With the debugger we get the following:
Thread 3 "mdrun-pull-test" received signal SIGBUS, Bus error.↩
[Switching to thread 3, lane 0 (AMDGPU Lane 4:13:1:1/0 (0,0,0)[0,0,0])]↩
0x00007fffe5297078 in typeinfo name for NbnxmKernel<true, true, (Nbnxm::ElecType)1, (Nbnxm::VdwType)1> () from file:///path/to/gromacs/build/lib/libgromacs.so.7 #offset=75955456&size=17664↩
Using the gdb
command disas
we can then do our first proper analysis step
and look at the assembly dump showing on which instruction the memory access
fault is happening.
Dump of assembler code for function _ZTS11NbnxmKernelILb1ELb1ELN5Nbnxm8ElecTypeE1ELNS0_7VdwTypeE1EE:
[...]
0x00007fffe5297064 <+1124>:| global_load_dwordx2 v[14:15], v[5:6], off offset:16
0x00007fffe529706c <+1132>:| s_waitcnt lgkmcnt(0)
0x00007fffe5297070 <+1136>:| v_mov_b32_e32 v10, s41
0x00007fffe5297074 <+1140>:| s_mov_b32 s64, s80
=> 0x00007fffe5297078 <+1144>:| s_waitcnt vmcnt(0)
[...]
The arrow indicates that the error is happening on the s_waitcnt vmcnt(0)
.
This instruction waits for all the memory operations using vector registers to
be completed. Therefore the likely culprit in this case is actually the
global_load_dwordx2
instruction above.
At this point we know that the issue happens in the NbnxmKernel
and from the
disassembly it seems likely to be caused by a load instruction, this is
consistent with the memory access fault issue we’re seeing, the address used for
this load instruction must be incorrect in some way.
Comparing the assembly
We know that the application works on gfx908
but not on gfx906
so a first
step can be to compare the assembly generated by both and see if any significant
differences can be identified.
To obtain the assembly we can use the environment variable SYCL_DUMP_IMAGES=1
,
this is a DPC++ environment variable which will dump all the available kernels
images when running an application. GROMACS is a fairly large application so we
end up with 309 .bin
images.
We can then use grep
to search for the mangled kernel name we got out of
the debugger:
% grep _ZTS11NbnxmKernelILb1ELb1ELN5Nbnxm8ElecTypeE1ELNS0_7VdwTypeE1EE *.bin
Binary file sycl_amdgcn142.bin matches
The .bin
files are HIP fat binaries, we can then extract the actual device
object file from them with:
clang-offload-bundler --unbundle --type=o --targets=hipv4-amdgcn-amd-amdhsa--gfx906 --input=sycl_amdgcn142.bin --output=sycl_amdgcn142.bin.o
And then disassemble the device objects with:
llvm-objdump -d sycl_amdgcn142.bin.o &> sycl_amdgcn142.s
Doing that for both architectures we end up with the assembly for both and we can then use a diff tool to compare them.
Unfortunately at this point the differences between the two are very significant
and it’s very difficult to track down exactly where the offending instruction is
in the gfx908
assembly, so more work will be required to make use of this and
we’ll come back to it later.
Tracking down the issue in the source
Knowing the kernel name we can find the source for it in GROMACS:
src/gromacs/nbnxm/sycl/nbnxm_sycl_kernel_body.h
- https://gitlab.com/gromacs/gromacs/-/blob/aa-hwe-release-2022-dpcpp-hip/src/gromacs/nbnxm/sycl/nbnxm_sycl_kernel_body.h#L663
Unfortunately for us this kernel is quite large and complicated, roughly 400
lines of code with loops and many conditionals. And our debugging options are
very limited, indeed as mentioned above source level debugging is not available,
and neither is printf
! Both of these are available in the regular AMD
toolchain but not yet enabled in DPC++ for AMD at the time of this
investigation.

Required task 1:
Name each distinct instruction that appears in the assembler dump of the GROMACS debugging write-up, listing each one once.
Required task 2:
Print the part of the GROMACS debugging write-up from "0x00007fffe5297070 <+1136>:| v_mov_b32_e32" up to and including "instruction above.".
The items have nothing to do with this work.

Records shown:

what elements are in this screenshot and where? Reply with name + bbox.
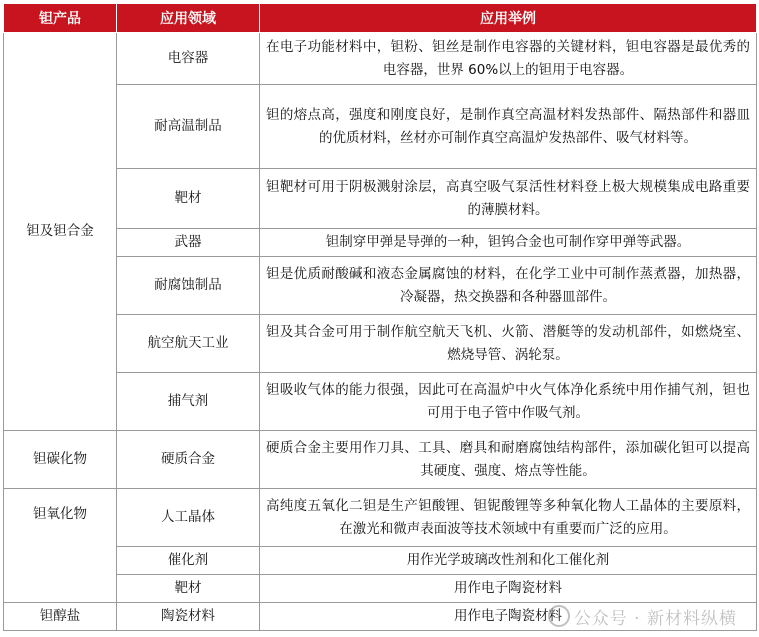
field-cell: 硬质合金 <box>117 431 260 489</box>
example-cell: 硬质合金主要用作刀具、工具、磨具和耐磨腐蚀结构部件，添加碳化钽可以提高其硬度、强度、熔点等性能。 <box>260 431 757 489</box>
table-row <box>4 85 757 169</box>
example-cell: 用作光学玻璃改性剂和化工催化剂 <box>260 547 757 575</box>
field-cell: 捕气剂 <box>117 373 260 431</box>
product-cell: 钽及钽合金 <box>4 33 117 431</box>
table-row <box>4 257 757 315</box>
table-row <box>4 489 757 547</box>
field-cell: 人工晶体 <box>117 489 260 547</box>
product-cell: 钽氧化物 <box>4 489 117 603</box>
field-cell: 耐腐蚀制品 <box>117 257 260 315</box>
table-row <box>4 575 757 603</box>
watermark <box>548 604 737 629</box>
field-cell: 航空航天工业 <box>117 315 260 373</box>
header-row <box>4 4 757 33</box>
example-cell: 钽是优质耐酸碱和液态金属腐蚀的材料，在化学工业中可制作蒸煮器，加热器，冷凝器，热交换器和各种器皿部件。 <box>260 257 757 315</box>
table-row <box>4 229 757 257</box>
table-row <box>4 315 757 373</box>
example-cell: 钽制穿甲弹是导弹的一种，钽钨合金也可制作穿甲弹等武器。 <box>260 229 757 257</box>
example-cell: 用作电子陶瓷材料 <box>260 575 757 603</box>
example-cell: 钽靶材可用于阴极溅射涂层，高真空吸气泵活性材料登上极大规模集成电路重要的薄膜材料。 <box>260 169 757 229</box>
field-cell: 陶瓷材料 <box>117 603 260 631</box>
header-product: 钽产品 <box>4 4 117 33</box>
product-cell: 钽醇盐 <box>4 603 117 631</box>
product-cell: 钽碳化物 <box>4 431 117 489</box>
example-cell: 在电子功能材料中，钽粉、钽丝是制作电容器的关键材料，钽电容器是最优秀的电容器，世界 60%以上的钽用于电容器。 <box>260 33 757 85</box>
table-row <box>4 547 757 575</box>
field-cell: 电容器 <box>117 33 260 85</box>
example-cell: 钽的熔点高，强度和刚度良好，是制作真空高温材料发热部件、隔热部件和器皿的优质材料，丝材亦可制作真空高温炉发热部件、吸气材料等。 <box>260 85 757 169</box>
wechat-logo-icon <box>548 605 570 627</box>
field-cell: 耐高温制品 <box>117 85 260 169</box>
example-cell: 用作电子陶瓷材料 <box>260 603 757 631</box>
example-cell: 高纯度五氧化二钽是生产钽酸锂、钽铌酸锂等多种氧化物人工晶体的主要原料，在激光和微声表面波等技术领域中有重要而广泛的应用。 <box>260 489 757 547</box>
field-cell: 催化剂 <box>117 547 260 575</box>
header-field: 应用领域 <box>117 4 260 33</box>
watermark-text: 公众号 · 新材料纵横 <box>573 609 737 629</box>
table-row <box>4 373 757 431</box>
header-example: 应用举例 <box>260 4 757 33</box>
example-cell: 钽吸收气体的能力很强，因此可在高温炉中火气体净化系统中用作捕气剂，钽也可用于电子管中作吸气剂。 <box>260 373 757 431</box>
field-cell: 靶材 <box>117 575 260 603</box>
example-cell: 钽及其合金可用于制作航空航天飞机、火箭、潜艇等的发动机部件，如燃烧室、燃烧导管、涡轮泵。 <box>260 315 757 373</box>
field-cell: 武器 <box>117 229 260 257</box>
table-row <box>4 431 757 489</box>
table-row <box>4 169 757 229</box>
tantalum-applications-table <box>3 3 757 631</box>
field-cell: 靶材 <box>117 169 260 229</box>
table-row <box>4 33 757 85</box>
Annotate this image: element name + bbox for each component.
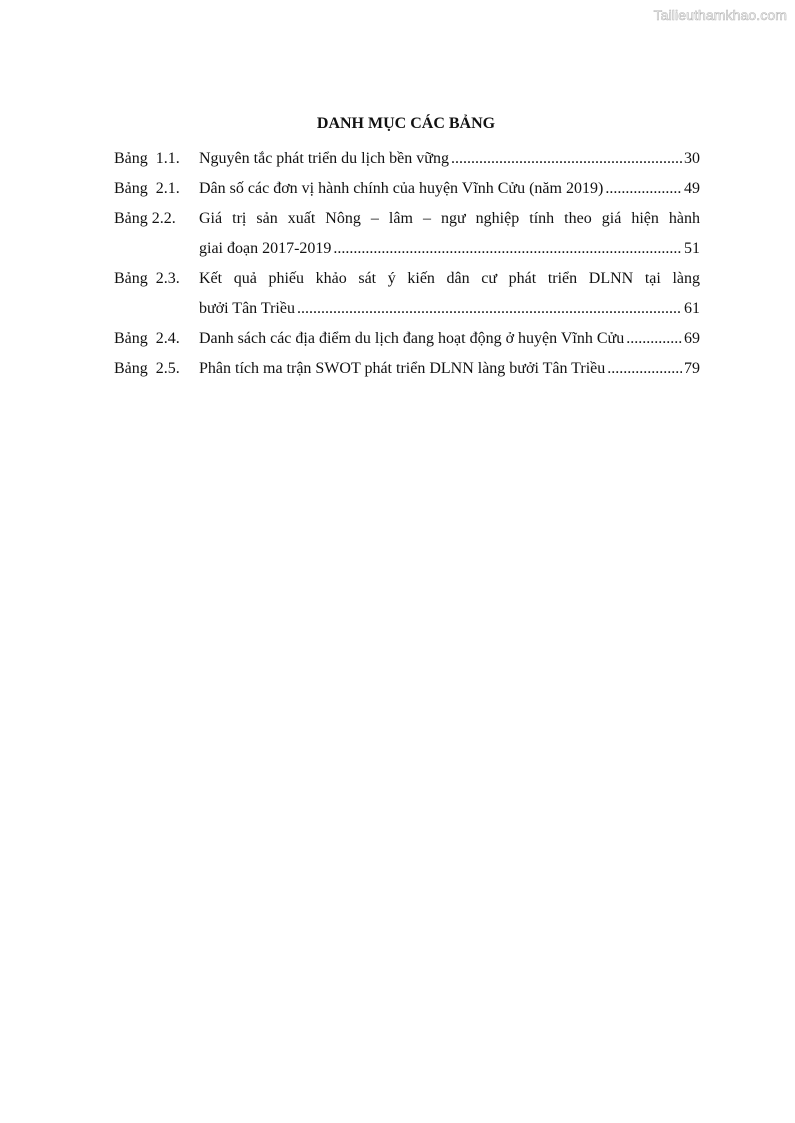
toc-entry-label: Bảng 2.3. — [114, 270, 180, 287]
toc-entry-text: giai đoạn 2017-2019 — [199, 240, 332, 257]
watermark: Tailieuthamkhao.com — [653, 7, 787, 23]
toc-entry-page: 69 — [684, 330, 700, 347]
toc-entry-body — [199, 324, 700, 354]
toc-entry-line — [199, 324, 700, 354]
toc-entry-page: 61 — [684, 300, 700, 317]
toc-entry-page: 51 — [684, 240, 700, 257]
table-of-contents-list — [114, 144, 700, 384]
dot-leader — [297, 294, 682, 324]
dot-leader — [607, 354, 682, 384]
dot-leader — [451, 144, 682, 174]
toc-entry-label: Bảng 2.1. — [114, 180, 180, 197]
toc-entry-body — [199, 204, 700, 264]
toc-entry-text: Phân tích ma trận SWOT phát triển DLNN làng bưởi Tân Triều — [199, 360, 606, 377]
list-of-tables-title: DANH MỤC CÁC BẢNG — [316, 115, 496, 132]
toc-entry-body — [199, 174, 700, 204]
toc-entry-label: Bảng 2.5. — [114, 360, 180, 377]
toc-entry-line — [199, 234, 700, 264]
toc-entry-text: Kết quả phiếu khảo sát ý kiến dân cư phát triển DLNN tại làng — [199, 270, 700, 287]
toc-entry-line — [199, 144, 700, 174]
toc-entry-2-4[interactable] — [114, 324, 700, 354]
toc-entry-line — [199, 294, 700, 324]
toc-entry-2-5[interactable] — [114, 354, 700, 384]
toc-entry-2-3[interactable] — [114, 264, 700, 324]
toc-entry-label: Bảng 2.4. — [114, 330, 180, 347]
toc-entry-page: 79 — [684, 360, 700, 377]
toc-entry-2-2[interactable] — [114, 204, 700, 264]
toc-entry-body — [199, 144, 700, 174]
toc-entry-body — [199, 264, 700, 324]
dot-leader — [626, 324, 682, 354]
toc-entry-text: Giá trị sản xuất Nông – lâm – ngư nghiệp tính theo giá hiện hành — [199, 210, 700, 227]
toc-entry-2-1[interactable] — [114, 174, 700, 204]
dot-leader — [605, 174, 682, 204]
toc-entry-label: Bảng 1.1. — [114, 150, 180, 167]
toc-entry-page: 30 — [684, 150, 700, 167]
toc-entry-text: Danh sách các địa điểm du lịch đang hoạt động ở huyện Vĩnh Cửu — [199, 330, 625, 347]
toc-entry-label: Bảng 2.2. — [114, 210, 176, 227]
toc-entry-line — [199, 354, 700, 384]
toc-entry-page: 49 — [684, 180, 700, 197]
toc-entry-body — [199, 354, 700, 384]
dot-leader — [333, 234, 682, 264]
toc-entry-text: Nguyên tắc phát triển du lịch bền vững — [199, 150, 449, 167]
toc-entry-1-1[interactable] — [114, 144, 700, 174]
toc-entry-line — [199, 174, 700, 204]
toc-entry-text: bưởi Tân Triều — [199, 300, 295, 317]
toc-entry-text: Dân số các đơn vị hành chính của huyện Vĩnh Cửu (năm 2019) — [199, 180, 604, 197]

Response 1:
global_load_dwordx2, s_waitcnt, v_mov_b32_e32, s_mov_b32

Response 2:
0x00007fffe5297070 <+1136>:| v_mov_b32_e32 v10, s41
0x00007fffe5297074 <+1140>:| s_mov_b32 s64, s80
=> 0x00007fffe5297078 <+1144>:| s_waitcnt vmcnt(0)
[...]
The arrow indicates that the error is happening on the s_waitcnt vmcnt(0)
.
This instruction waits for all the memory operations using vector registers to
be completed. Therefore the likely culprit in this case is actually the
global_load_dwordx2
instruction above.